(Stored data)
··········
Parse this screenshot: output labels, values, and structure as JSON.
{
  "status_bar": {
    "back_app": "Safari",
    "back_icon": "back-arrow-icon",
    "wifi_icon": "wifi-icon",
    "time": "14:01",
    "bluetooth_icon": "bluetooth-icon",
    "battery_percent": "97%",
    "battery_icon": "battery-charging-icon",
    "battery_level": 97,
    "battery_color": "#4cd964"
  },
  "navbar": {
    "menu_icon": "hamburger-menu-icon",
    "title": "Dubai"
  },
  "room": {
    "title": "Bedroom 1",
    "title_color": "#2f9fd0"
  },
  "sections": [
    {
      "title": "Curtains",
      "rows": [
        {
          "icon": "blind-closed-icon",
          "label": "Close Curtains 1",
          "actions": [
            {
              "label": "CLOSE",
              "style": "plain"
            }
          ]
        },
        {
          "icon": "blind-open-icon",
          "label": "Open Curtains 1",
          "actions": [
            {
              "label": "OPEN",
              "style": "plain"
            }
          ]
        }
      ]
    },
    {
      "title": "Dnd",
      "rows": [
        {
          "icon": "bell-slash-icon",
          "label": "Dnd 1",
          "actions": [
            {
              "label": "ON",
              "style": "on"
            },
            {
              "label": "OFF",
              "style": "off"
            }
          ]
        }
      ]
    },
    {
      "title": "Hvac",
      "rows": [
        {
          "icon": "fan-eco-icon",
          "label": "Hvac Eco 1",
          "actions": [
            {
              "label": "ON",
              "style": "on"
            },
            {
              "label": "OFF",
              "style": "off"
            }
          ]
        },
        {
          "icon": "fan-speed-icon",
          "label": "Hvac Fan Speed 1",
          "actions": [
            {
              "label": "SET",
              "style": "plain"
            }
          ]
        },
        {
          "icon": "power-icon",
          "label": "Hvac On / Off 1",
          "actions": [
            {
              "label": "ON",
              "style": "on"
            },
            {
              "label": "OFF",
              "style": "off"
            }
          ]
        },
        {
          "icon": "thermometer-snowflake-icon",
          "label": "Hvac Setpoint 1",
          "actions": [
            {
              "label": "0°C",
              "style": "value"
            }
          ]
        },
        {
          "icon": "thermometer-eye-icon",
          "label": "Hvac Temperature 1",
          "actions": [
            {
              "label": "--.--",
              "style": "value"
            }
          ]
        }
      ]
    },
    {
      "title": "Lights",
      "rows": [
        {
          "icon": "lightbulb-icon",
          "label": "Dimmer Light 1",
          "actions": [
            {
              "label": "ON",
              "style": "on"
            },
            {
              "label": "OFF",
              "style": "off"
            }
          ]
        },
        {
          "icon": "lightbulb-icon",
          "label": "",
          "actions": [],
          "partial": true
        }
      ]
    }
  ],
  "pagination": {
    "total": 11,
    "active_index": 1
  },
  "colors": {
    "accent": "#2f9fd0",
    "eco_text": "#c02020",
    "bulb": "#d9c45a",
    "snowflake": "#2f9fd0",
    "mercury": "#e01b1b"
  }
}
··········
GIVEN TASK: State the number of lines in the data that include the string "Curtains", and add nothing else.

SOLUTION FOR THIS TASK: 3